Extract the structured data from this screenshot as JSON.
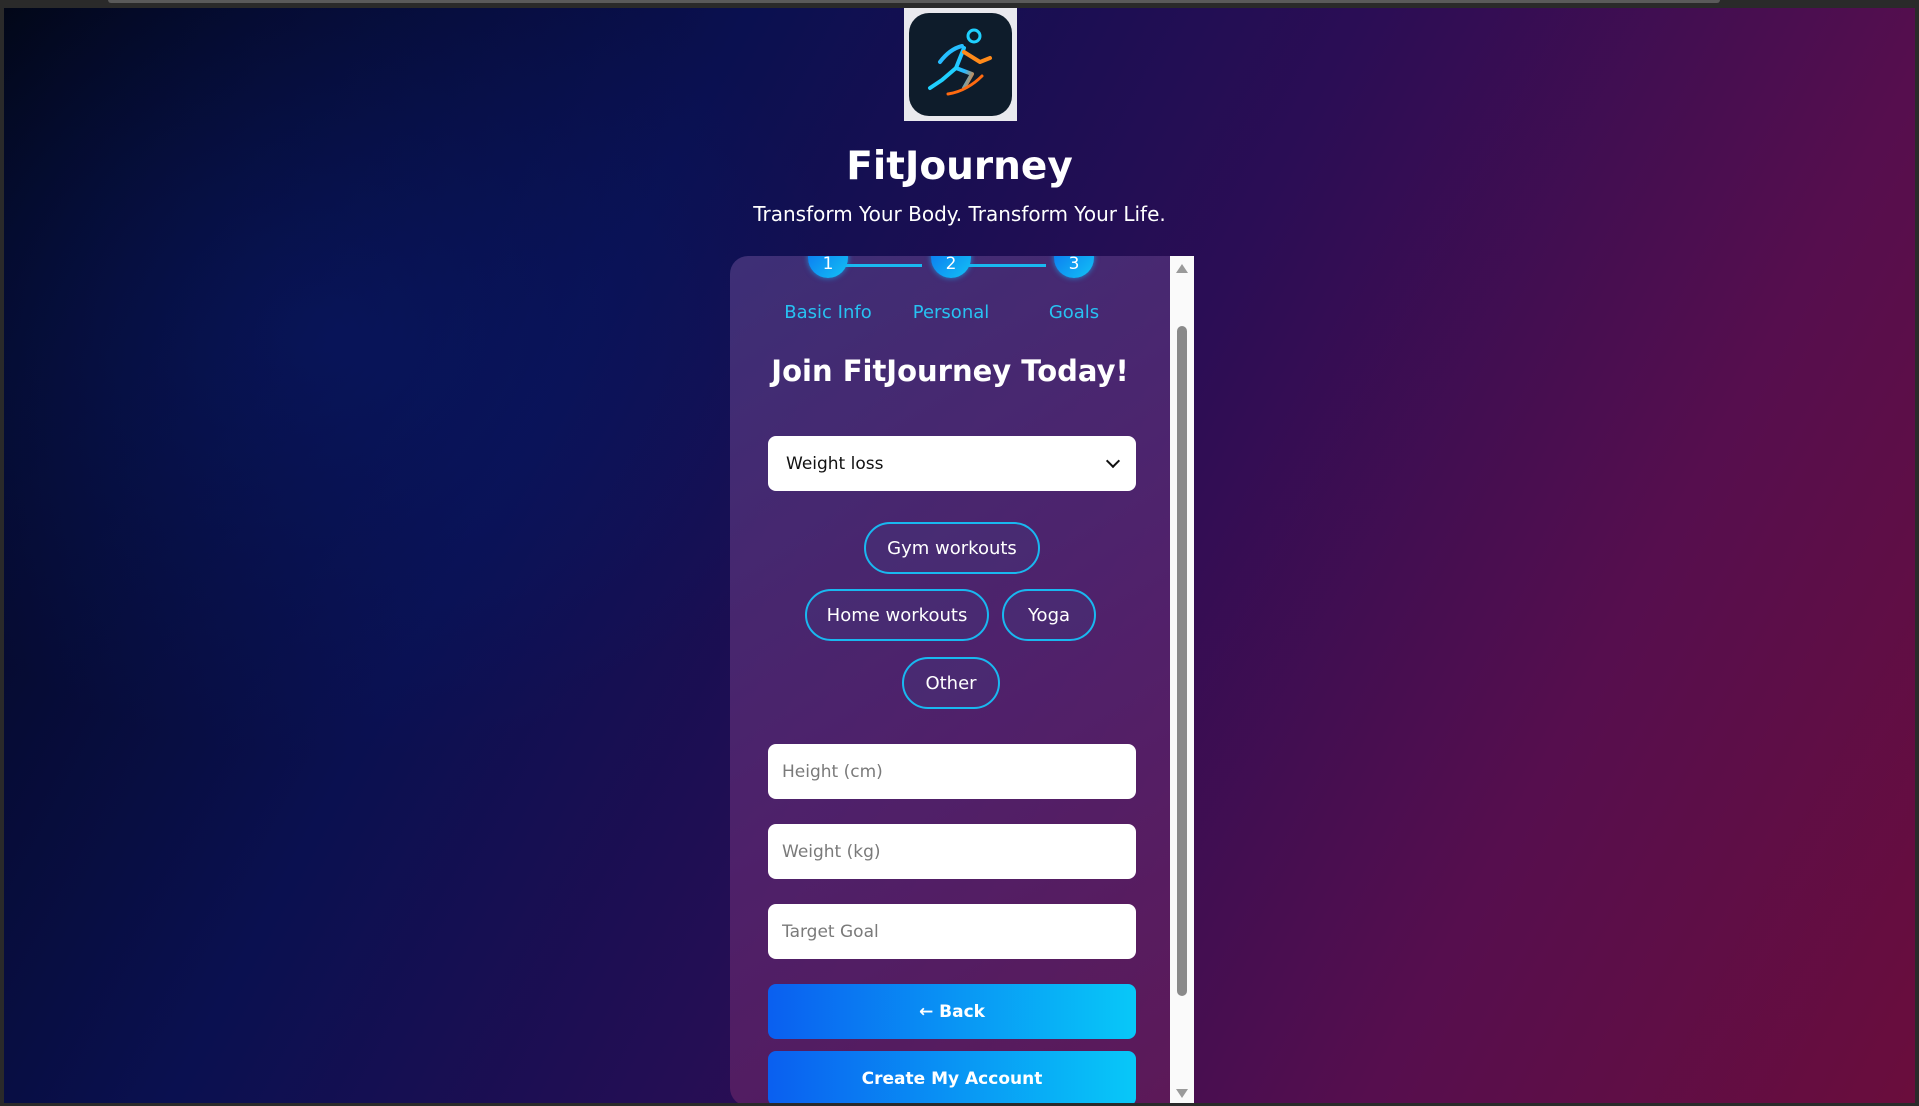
{
  "brand": {
    "title": "FitJourney",
    "tagline": "Transform Your Body. Transform Your Life."
  },
  "steps": [
    {
      "number": "1",
      "label": "Basic Info"
    },
    {
      "number": "2",
      "label": "Personal"
    },
    {
      "number": "3",
      "label": "Goals"
    }
  ],
  "form": {
    "title": "Join FitJourney Today!",
    "goal_select": {
      "selected": "Weight loss"
    },
    "workout_options": [
      "Gym workouts",
      "Home workouts",
      "Yoga",
      "Other"
    ],
    "height_placeholder": "Height (cm)",
    "weight_placeholder": "Weight (kg)",
    "target_placeholder": "Target Goal",
    "back_label": "← Back",
    "submit_label": "Create My Account"
  },
  "colors": {
    "accent": "#19b8f0",
    "button_start": "#0a5ff0",
    "button_end": "#08c8f8",
    "step_label": "#27c2f2"
  },
  "icons": {
    "logo": "running-man-icon",
    "select": "chevron-down-icon"
  }
}
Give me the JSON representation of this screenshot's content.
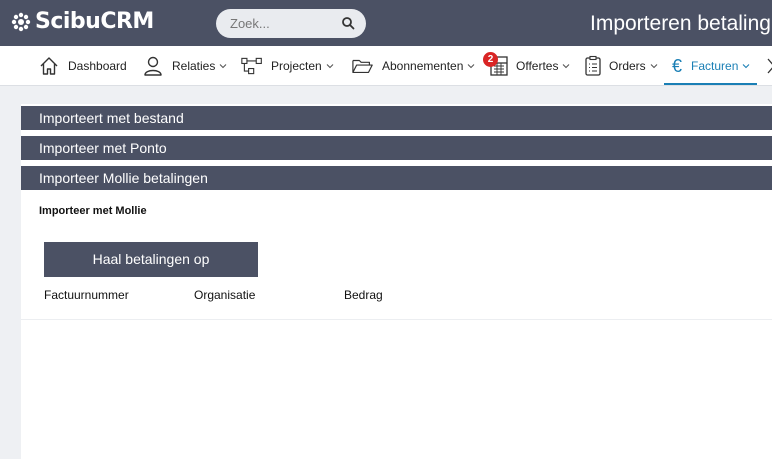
{
  "app": {
    "logo_text": "ScibuCRM",
    "page_title": "Importeren betaling"
  },
  "search": {
    "placeholder": "Zoek..."
  },
  "nav": {
    "items": [
      {
        "label": "Dashboard"
      },
      {
        "label": "Relaties"
      },
      {
        "label": "Projecten"
      },
      {
        "label": "Abonnementen"
      },
      {
        "label": "Offertes",
        "badge": "2"
      },
      {
        "label": "Orders"
      },
      {
        "label": "Facturen",
        "active": true
      }
    ]
  },
  "sections": [
    {
      "label": "Importeert met bestand"
    },
    {
      "label": "Importeer met Ponto"
    },
    {
      "label": "Importeer Mollie betalingen"
    }
  ],
  "mollie": {
    "subtitle": "Importeer met Mollie",
    "button_label": "Haal betalingen op",
    "columns": [
      "Factuurnummer",
      "Organisatie",
      "Bedrag"
    ]
  },
  "colors": {
    "header_bg": "#4b5164",
    "accent": "#1a7fb5",
    "badge": "#d92525"
  }
}
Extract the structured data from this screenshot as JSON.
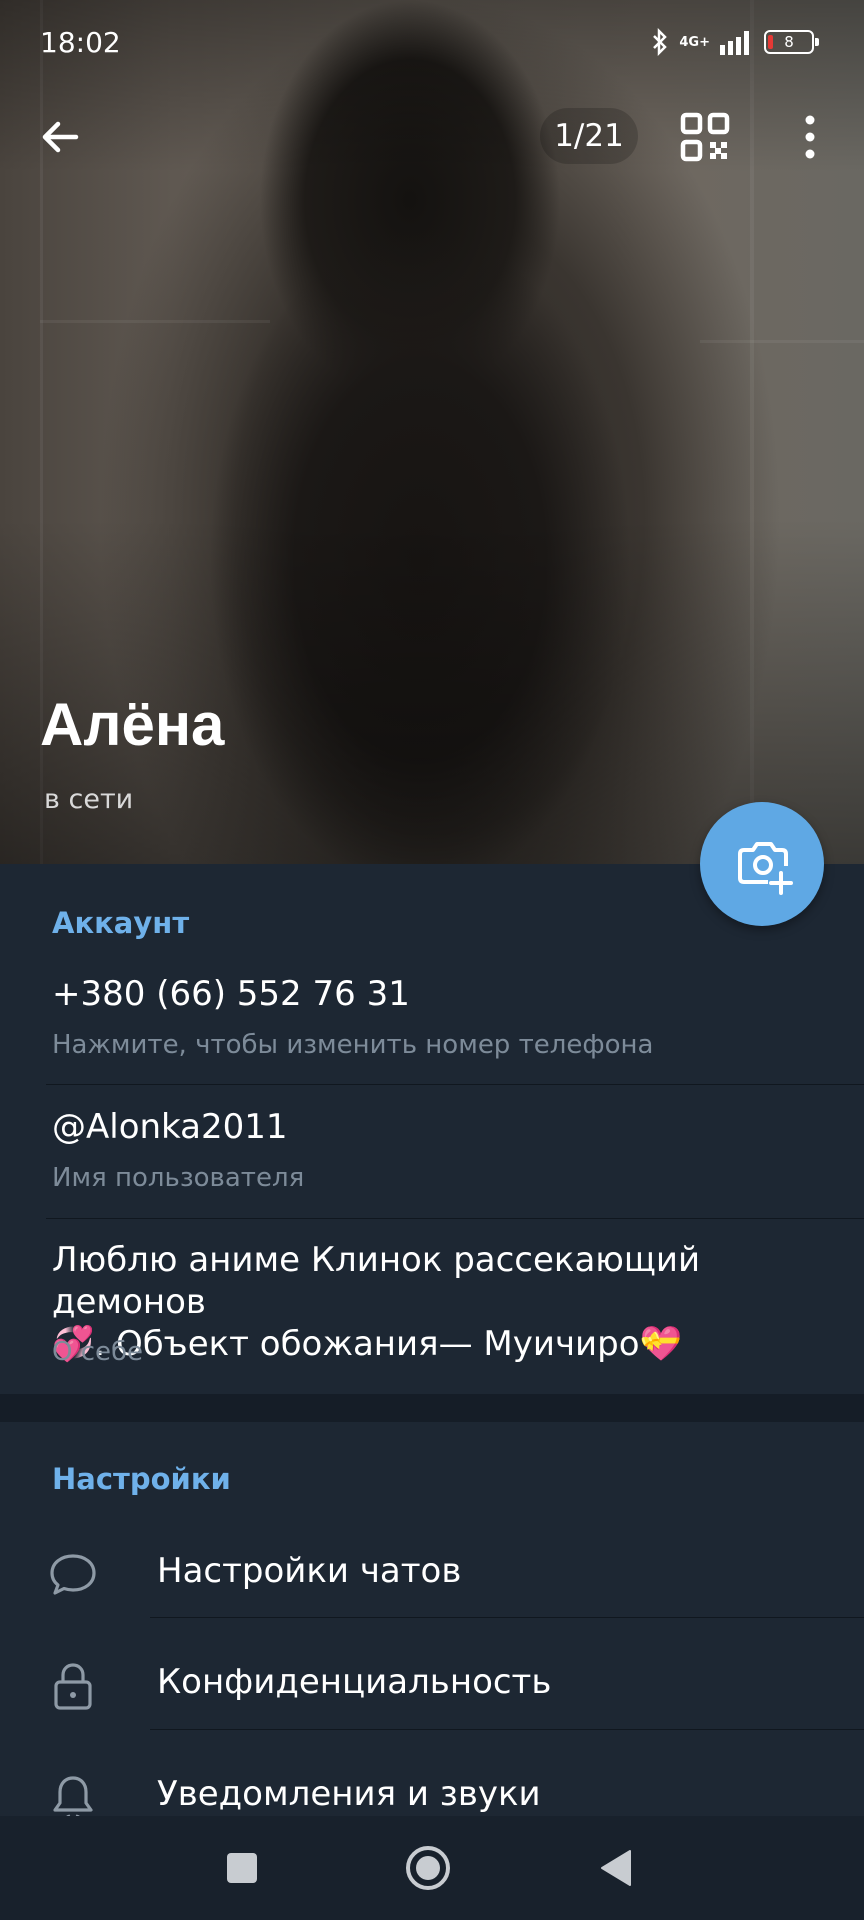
{
  "status_bar": {
    "time": "18:02",
    "network": "4G+",
    "battery_level": "8"
  },
  "toolbar": {
    "photo_counter": "1/21"
  },
  "profile": {
    "name": "Алёна",
    "status": "в сети"
  },
  "account": {
    "title": "Аккаунт",
    "phone": "+380 (66) 552 76 31",
    "phone_hint": "Нажмите, чтобы изменить номер телефона",
    "username": "@Alonka2011",
    "username_hint": "Имя пользователя",
    "bio_line1": "Люблю аниме Клинок рассекающий демонов",
    "bio_line2": "💞. Объект обожания— Муичиро💝",
    "bio_hint": "О себе"
  },
  "settings": {
    "title": "Настройки",
    "items": [
      {
        "label": "Настройки чатов",
        "icon": "chat-bubble-icon"
      },
      {
        "label": "Конфиденциальность",
        "icon": "lock-icon"
      },
      {
        "label": "Уведомления и звуки",
        "icon": "bell-icon"
      }
    ]
  },
  "colors": {
    "background": "#1d2733",
    "accent": "#6fb1ea",
    "fab": "#5fa8e4",
    "hint": "#7d8b99"
  }
}
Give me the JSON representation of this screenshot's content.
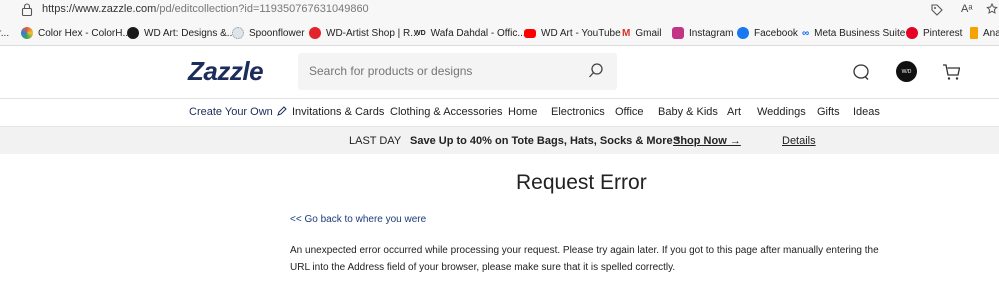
{
  "browser": {
    "url_main": "https://www.zazzle.com",
    "url_path": "/pd/editcollection?id=119350767631049860",
    "read_aloud": "Aᵃ",
    "bookmarks": [
      {
        "label": "r...",
        "color": "#bbbbbb"
      },
      {
        "label": "Color Hex - ColorH...",
        "color": "#e45c3a"
      },
      {
        "label": "WD Art: Designs &...",
        "color": "#1a1a1a"
      },
      {
        "label": "Spoonflower",
        "color": "#9aa7b0"
      },
      {
        "label": "WD-Artist Shop | R...",
        "color": "#e3242b"
      },
      {
        "label": "Wafa Dahdal - Offic...",
        "color": "#222222"
      },
      {
        "label": "WD Art - YouTube",
        "color": "#ff0000"
      },
      {
        "label": "Gmail",
        "color": "#d93025"
      },
      {
        "label": "Instagram",
        "color": "#c13584"
      },
      {
        "label": "Facebook",
        "color": "#1877f2"
      },
      {
        "label": "Meta Business Suite",
        "color": "#0866ff"
      },
      {
        "label": "Pinterest",
        "color": "#e60023"
      },
      {
        "label": "Ana",
        "color": "#f4a300"
      }
    ]
  },
  "header": {
    "logo": "Zazzle",
    "search_placeholder": "Search for products or designs",
    "avatar_text": "W/D"
  },
  "nav": {
    "items": [
      "Create Your Own",
      "Invitations & Cards",
      "Clothing & Accessories",
      "Home",
      "Electronics",
      "Office",
      "Baby & Kids",
      "Art",
      "Weddings",
      "Gifts",
      "Ideas"
    ]
  },
  "promo": {
    "label": "LAST DAY",
    "offer": "Save Up to 40% on Tote Bags, Hats, Socks & More *",
    "shop_now": "Shop Now →",
    "details": "Details"
  },
  "content": {
    "title": "Request Error",
    "back_link": "<< Go back to where you were",
    "message": "An unexpected error occurred while processing your request. Please try again later. If you got to this page after manually entering the URL into the Address field of your browser, please make sure that it is spelled correctly."
  },
  "colors": {
    "brand_navy": "#1c2c5b",
    "link_blue": "#1c3c7a",
    "promo_bg": "#f2f2f2"
  }
}
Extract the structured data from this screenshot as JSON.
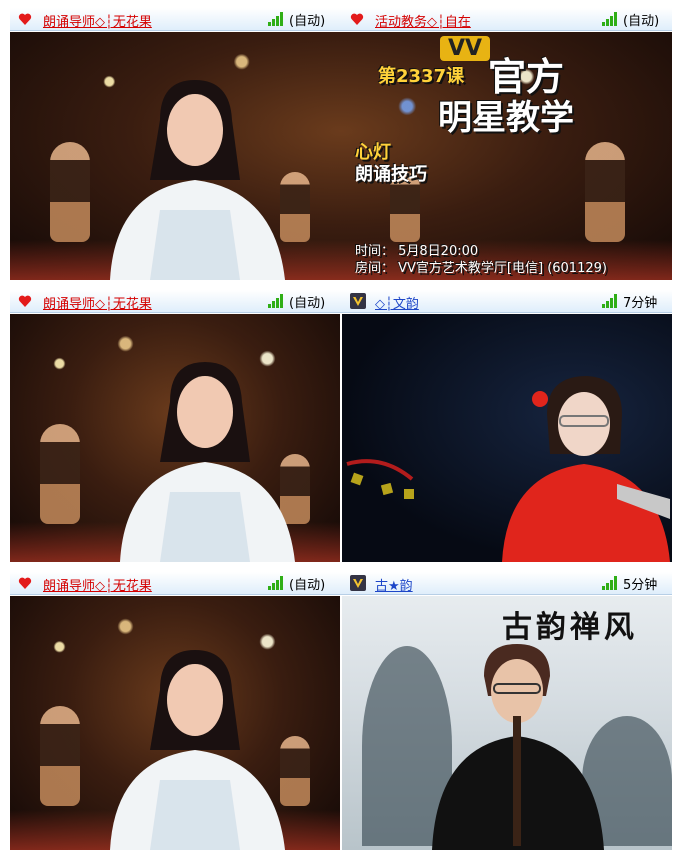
{
  "rows": [
    {
      "left": {
        "name": "朗诵导师◇┆无花果",
        "status": "(自动)",
        "icon": "heart-icon"
      },
      "right": {
        "name": "活动教务◇┆自在",
        "status": "(自动)",
        "icon": "heart-icon"
      },
      "banner": {
        "vv": "VV",
        "lesson": "第2337课",
        "title_line1": "官方",
        "title_line2": "明星教学",
        "topic_line1": "心灯",
        "topic_line2": "朗诵技巧",
        "time": "时间：  5月8日20:00",
        "room": "房间：  VV官方艺术教学厅[电信] (601129)"
      }
    },
    {
      "left": {
        "name": "朗诵导师◇┆无花果",
        "status": "(自动)",
        "icon": "heart-icon"
      },
      "right": {
        "name": "◇┆文韵",
        "status": "7分钟",
        "icon": "vip-badge-icon"
      }
    },
    {
      "left": {
        "name": "朗诵导师◇┆无花果",
        "status": "(自动)",
        "icon": "heart-icon"
      },
      "right": {
        "name": "古★韵",
        "status": "5分钟",
        "icon": "vip-badge-icon"
      },
      "calligraphy": "古韵禅风"
    }
  ],
  "colors": {
    "name_red": "#d40000",
    "name_blue": "#1d46c8",
    "signal_green": "#2fae16",
    "bar_bg": "#dfeefb"
  }
}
§ §
#### EXERCISE BRIEF:
Pictures are to be left out; all else in the entries above is to be quoted exactly.

#### RESPONSE TO THE TASK:
Extract the structured data from this screenshot as JSON.
{
  "brand": {
    "title": "FitJourney",
    "tagline": "Transform Your Body. Transform Your Life."
  },
  "steps": [
    {
      "number": "1",
      "label": "Basic Info"
    },
    {
      "number": "2",
      "label": "Personal"
    },
    {
      "number": "3",
      "label": "Goals"
    }
  ],
  "form": {
    "title": "Join FitJourney Today!",
    "goal_select": {
      "selected": "Weight loss"
    },
    "workout_options": [
      "Gym workouts",
      "Home workouts",
      "Yoga",
      "Other"
    ],
    "height_placeholder": "Height (cm)",
    "weight_placeholder": "Weight (kg)",
    "target_placeholder": "Target Goal",
    "back_label": "← Back",
    "submit_label": "Create My Account"
  },
  "colors": {
    "accent": "#19b8f0",
    "button_start": "#0a5ff0",
    "button_end": "#08c8f8",
    "step_label": "#27c2f2"
  },
  "icons": {
    "logo": "running-man-icon",
    "select": "chevron-down-icon"
  }
}
Give me the JSON representation of this screenshot's content.
{
  "app": {
    "logo_text": "ScibuCRM",
    "page_title": "Importeren betaling"
  },
  "search": {
    "placeholder": "Zoek..."
  },
  "nav": {
    "items": [
      {
        "label": "Dashboard"
      },
      {
        "label": "Relaties"
      },
      {
        "label": "Projecten"
      },
      {
        "label": "Abonnementen"
      },
      {
        "label": "Offertes",
        "badge": "2"
      },
      {
        "label": "Orders"
      },
      {
        "label": "Facturen",
        "active": true
      }
    ]
  },
  "sections": [
    {
      "label": "Importeert met bestand"
    },
    {
      "label": "Importeer met Ponto"
    },
    {
      "label": "Importeer Mollie betalingen"
    }
  ],
  "mollie": {
    "subtitle": "Importeer met Mollie",
    "button_label": "Haal betalingen op",
    "columns": [
      "Factuurnummer",
      "Organisatie",
      "Bedrag"
    ]
  },
  "colors": {
    "header_bg": "#4b5164",
    "accent": "#1a7fb5",
    "badge": "#d92525"
  }
}
Extract the structured data from this screenshot as JSON.
{
  "status_bar": {
    "time": "18:02",
    "network": "4G+",
    "battery_level": "8"
  },
  "toolbar": {
    "photo_counter": "1/21"
  },
  "profile": {
    "name": "Алёна",
    "status": "в сети"
  },
  "account": {
    "title": "Аккаунт",
    "phone": "+380 (66) 552 76 31",
    "phone_hint": "Нажмите, чтобы изменить номер телефона",
    "username": "@Alonka2011",
    "username_hint": "Имя пользователя",
    "bio_line1": "Люблю аниме Клинок рассекающий демонов",
    "bio_line2": "💞. Объект обожания— Муичиро💝",
    "bio_hint": "О себе"
  },
  "settings": {
    "title": "Настройки",
    "items": [
      {
        "label": "Настройки чатов",
        "icon": "chat-bubble-icon"
      },
      {
        "label": "Конфиденциальность",
        "icon": "lock-icon"
      },
      {
        "label": "Уведомления и звуки",
        "icon": "bell-icon"
      }
    ]
  },
  "colors": {
    "background": "#1d2733",
    "accent": "#6fb1ea",
    "fab": "#5fa8e4",
    "hint": "#7d8b99"
  }
}
Give me the JSON representation of this screenshot's content.
{
  "browser": {
    "url_main": "https://www.zazzle.com",
    "url_path": "/pd/editcollection?id=119350767631049860",
    "read_aloud": "Aᵃ",
    "bookmarks": [
      {
        "label": "r...",
        "color": "#bbbbbb"
      },
      {
        "label": "Color Hex - ColorH...",
        "color": "#e45c3a"
      },
      {
        "label": "WD Art: Designs &...",
        "color": "#1a1a1a"
      },
      {
        "label": "Spoonflower",
        "color": "#9aa7b0"
      },
      {
        "label": "WD-Artist Shop | R...",
        "color": "#e3242b"
      },
      {
        "label": "Wafa Dahdal - Offic...",
        "color": "#222222"
      },
      {
        "label": "WD Art - YouTube",
        "color": "#ff0000"
      },
      {
        "label": "Gmail",
        "color": "#d93025"
      },
      {
        "label": "Instagram",
        "color": "#c13584"
      },
      {
        "label": "Facebook",
        "color": "#1877f2"
      },
      {
        "label": "Meta Business Suite",
        "color": "#0866ff"
      },
      {
        "label": "Pinterest",
        "color": "#e60023"
      },
      {
        "label": "Ana",
        "color": "#f4a300"
      }
    ]
  },
  "header": {
    "logo": "Zazzle",
    "search_placeholder": "Search for products or designs",
    "avatar_text": "W/D"
  },
  "nav": {
    "items": [
      "Create Your Own",
      "Invitations & Cards",
      "Clothing & Accessories",
      "Home",
      "Electronics",
      "Office",
      "Baby & Kids",
      "Art",
      "Weddings",
      "Gifts",
      "Ideas"
    ]
  },
  "promo": {
    "label": "LAST DAY",
    "offer": "Save Up to 40% on Tote Bags, Hats, Socks & More *",
    "shop_now": "Shop Now →",
    "details": "Details"
  },
  "content": {
    "title": "Request Error",
    "back_link": "<< Go back to where you were",
    "message": "An unexpected error occurred while processing your request. Please try again later. If you got to this page after manually entering the URL into the Address field of your browser, please make sure that it is spelled correctly."
  },
  "colors": {
    "brand_navy": "#1c2c5b",
    "link_blue": "#1c3c7a",
    "promo_bg": "#f2f2f2"
  }
}
Extract the structured data from this screenshot as JSON.
{
  "rows": [
    {
      "left": {
        "name": "朗诵导师◇┆无花果",
        "status": "(自动)",
        "icon": "heart-icon"
      },
      "right": {
        "name": "活动教务◇┆自在",
        "status": "(自动)",
        "icon": "heart-icon"
      },
      "banner": {
        "vv": "VV",
        "lesson": "第2337课",
        "title_line1": "官方",
        "title_line2": "明星教学",
        "topic_line1": "心灯",
        "topic_line2": "朗诵技巧",
        "time": "时间：  5月8日20:00",
        "room": "房间：  VV官方艺术教学厅[电信] (601129)"
      }
    },
    {
      "left": {
        "name": "朗诵导师◇┆无花果",
        "status": "(自动)",
        "icon": "heart-icon"
      },
      "right": {
        "name": "◇┆文韵",
        "status": "7分钟",
        "icon": "vip-badge-icon"
      }
    },
    {
      "left": {
        "name": "朗诵导师◇┆无花果",
        "status": "(自动)",
        "icon": "heart-icon"
      },
      "right": {
        "name": "古★韵",
        "status": "5分钟",
        "icon": "vip-badge-icon"
      },
      "calligraphy": "古韵禅风"
    }
  ],
  "colors": {
    "name_red": "#d40000",
    "name_blue": "#1d46c8",
    "signal_green": "#2fae16",
    "bar_bg": "#dfeefb"
  }
}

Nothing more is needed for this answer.